= EXERCISE REQUIREMENTS =
Retype the full set of records. Keep every character identical.
>> Start ENTRIES SUPPLIED
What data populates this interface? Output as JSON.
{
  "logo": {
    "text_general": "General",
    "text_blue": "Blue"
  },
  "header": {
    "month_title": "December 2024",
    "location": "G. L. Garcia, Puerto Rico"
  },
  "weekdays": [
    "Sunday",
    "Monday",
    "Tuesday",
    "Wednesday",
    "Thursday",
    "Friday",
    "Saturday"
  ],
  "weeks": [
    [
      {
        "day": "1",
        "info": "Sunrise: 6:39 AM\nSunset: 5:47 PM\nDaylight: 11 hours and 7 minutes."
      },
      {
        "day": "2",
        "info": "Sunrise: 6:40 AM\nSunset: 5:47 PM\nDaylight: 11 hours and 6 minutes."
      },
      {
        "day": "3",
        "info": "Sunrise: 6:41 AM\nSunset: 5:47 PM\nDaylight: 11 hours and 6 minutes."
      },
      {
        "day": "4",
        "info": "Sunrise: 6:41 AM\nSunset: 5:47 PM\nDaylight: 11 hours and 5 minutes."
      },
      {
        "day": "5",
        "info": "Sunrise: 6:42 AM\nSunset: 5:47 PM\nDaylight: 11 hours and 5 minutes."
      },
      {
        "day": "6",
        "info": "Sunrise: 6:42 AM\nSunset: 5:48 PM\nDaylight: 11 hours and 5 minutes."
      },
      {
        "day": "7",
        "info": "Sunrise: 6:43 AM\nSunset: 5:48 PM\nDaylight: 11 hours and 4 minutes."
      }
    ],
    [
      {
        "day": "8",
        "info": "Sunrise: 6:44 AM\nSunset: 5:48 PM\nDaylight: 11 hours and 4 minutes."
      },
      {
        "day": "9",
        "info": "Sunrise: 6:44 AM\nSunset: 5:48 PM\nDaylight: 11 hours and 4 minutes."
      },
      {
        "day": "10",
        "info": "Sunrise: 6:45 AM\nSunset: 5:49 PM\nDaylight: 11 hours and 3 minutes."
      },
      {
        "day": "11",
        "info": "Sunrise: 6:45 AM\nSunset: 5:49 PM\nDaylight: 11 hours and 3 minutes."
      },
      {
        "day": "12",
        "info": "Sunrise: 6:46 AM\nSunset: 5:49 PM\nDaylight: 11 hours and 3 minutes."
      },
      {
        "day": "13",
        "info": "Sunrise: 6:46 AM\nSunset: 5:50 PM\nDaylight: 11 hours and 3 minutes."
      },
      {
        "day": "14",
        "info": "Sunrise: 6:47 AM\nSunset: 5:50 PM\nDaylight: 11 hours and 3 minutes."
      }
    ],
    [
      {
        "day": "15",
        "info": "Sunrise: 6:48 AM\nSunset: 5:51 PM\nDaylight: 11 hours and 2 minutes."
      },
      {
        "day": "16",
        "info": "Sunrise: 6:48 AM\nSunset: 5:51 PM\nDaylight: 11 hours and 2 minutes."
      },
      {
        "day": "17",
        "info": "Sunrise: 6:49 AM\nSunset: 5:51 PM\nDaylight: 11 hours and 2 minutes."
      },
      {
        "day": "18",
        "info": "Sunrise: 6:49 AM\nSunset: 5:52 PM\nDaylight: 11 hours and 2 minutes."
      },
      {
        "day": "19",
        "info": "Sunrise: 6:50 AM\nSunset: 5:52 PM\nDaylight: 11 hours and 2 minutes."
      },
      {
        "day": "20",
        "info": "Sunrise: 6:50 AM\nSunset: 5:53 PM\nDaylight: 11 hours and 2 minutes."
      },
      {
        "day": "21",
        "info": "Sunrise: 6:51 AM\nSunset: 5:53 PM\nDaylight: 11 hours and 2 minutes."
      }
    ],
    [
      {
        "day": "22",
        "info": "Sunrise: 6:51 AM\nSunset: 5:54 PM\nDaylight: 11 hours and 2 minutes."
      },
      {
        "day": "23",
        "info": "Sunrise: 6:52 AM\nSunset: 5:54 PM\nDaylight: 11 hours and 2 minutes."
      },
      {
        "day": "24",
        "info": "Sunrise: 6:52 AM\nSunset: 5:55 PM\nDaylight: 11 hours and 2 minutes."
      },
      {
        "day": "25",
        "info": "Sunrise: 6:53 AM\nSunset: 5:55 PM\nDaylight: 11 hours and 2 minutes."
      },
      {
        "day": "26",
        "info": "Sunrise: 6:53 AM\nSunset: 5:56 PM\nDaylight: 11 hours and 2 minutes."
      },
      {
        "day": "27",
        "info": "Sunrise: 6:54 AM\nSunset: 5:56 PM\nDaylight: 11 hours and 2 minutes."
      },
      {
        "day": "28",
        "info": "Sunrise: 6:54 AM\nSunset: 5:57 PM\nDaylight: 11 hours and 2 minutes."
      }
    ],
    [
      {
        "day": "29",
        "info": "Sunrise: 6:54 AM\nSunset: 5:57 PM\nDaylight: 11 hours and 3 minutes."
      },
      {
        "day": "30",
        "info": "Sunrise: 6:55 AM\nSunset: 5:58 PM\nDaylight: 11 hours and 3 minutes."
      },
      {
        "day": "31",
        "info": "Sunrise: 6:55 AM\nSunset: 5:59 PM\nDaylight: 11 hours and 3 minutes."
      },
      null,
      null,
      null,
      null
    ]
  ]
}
>> End ENTRIES SUPPLIED
= RESULT FOR THIS TASK =
What data populates this interface? Output as JSON.
{
  "logo": {
    "text_general": "General",
    "text_blue": "Blue"
  },
  "header": {
    "month_title": "December 2024",
    "location": "G. L. Garcia, Puerto Rico"
  },
  "weekdays": [
    "Sunday",
    "Monday",
    "Tuesday",
    "Wednesday",
    "Thursday",
    "Friday",
    "Saturday"
  ],
  "weeks": [
    [
      {
        "day": "1",
        "info": "Sunrise: 6:39 AM\nSunset: 5:47 PM\nDaylight: 11 hours and 7 minutes."
      },
      {
        "day": "2",
        "info": "Sunrise: 6:40 AM\nSunset: 5:47 PM\nDaylight: 11 hours and 6 minutes."
      },
      {
        "day": "3",
        "info": "Sunrise: 6:41 AM\nSunset: 5:47 PM\nDaylight: 11 hours and 6 minutes."
      },
      {
        "day": "4",
        "info": "Sunrise: 6:41 AM\nSunset: 5:47 PM\nDaylight: 11 hours and 5 minutes."
      },
      {
        "day": "5",
        "info": "Sunrise: 6:42 AM\nSunset: 5:47 PM\nDaylight: 11 hours and 5 minutes."
      },
      {
        "day": "6",
        "info": "Sunrise: 6:42 AM\nSunset: 5:48 PM\nDaylight: 11 hours and 5 minutes."
      },
      {
        "day": "7",
        "info": "Sunrise: 6:43 AM\nSunset: 5:48 PM\nDaylight: 11 hours and 4 minutes."
      }
    ],
    [
      {
        "day": "8",
        "info": "Sunrise: 6:44 AM\nSunset: 5:48 PM\nDaylight: 11 hours and 4 minutes."
      },
      {
        "day": "9",
        "info": "Sunrise: 6:44 AM\nSunset: 5:48 PM\nDaylight: 11 hours and 4 minutes."
      },
      {
        "day": "10",
        "info": "Sunrise: 6:45 AM\nSunset: 5:49 PM\nDaylight: 11 hours and 3 minutes."
      },
      {
        "day": "11",
        "info": "Sunrise: 6:45 AM\nSunset: 5:49 PM\nDaylight: 11 hours and 3 minutes."
      },
      {
        "day": "12",
        "info": "Sunrise: 6:46 AM\nSunset: 5:49 PM\nDaylight: 11 hours and 3 minutes."
      },
      {
        "day": "13",
        "info": "Sunrise: 6:46 AM\nSunset: 5:50 PM\nDaylight: 11 hours and 3 minutes."
      },
      {
        "day": "14",
        "info": "Sunrise: 6:47 AM\nSunset: 5:50 PM\nDaylight: 11 hours and 3 minutes."
      }
    ],
    [
      {
        "day": "15",
        "info": "Sunrise: 6:48 AM\nSunset: 5:51 PM\nDaylight: 11 hours and 2 minutes."
      },
      {
        "day": "16",
        "info": "Sunrise: 6:48 AM\nSunset: 5:51 PM\nDaylight: 11 hours and 2 minutes."
      },
      {
        "day": "17",
        "info": "Sunrise: 6:49 AM\nSunset: 5:51 PM\nDaylight: 11 hours and 2 minutes."
      },
      {
        "day": "18",
        "info": "Sunrise: 6:49 AM\nSunset: 5:52 PM\nDaylight: 11 hours and 2 minutes."
      },
      {
        "day": "19",
        "info": "Sunrise: 6:50 AM\nSunset: 5:52 PM\nDaylight: 11 hours and 2 minutes."
      },
      {
        "day": "20",
        "info": "Sunrise: 6:50 AM\nSunset: 5:53 PM\nDaylight: 11 hours and 2 minutes."
      },
      {
        "day": "21",
        "info": "Sunrise: 6:51 AM\nSunset: 5:53 PM\nDaylight: 11 hours and 2 minutes."
      }
    ],
    [
      {
        "day": "22",
        "info": "Sunrise: 6:51 AM\nSunset: 5:54 PM\nDaylight: 11 hours and 2 minutes."
      },
      {
        "day": "23",
        "info": "Sunrise: 6:52 AM\nSunset: 5:54 PM\nDaylight: 11 hours and 2 minutes."
      },
      {
        "day": "24",
        "info": "Sunrise: 6:52 AM\nSunset: 5:55 PM\nDaylight: 11 hours and 2 minutes."
      },
      {
        "day": "25",
        "info": "Sunrise: 6:53 AM\nSunset: 5:55 PM\nDaylight: 11 hours and 2 minutes."
      },
      {
        "day": "26",
        "info": "Sunrise: 6:53 AM\nSunset: 5:56 PM\nDaylight: 11 hours and 2 minutes."
      },
      {
        "day": "27",
        "info": "Sunrise: 6:54 AM\nSunset: 5:56 PM\nDaylight: 11 hours and 2 minutes."
      },
      {
        "day": "28",
        "info": "Sunrise: 6:54 AM\nSunset: 5:57 PM\nDaylight: 11 hours and 2 minutes."
      }
    ],
    [
      {
        "day": "29",
        "info": "Sunrise: 6:54 AM\nSunset: 5:57 PM\nDaylight: 11 hours and 3 minutes."
      },
      {
        "day": "30",
        "info": "Sunrise: 6:55 AM\nSunset: 5:58 PM\nDaylight: 11 hours and 3 minutes."
      },
      {
        "day": "31",
        "info": "Sunrise: 6:55 AM\nSunset: 5:59 PM\nDaylight: 11 hours and 3 minutes."
      },
      null,
      null,
      null,
      null
    ]
  ]
}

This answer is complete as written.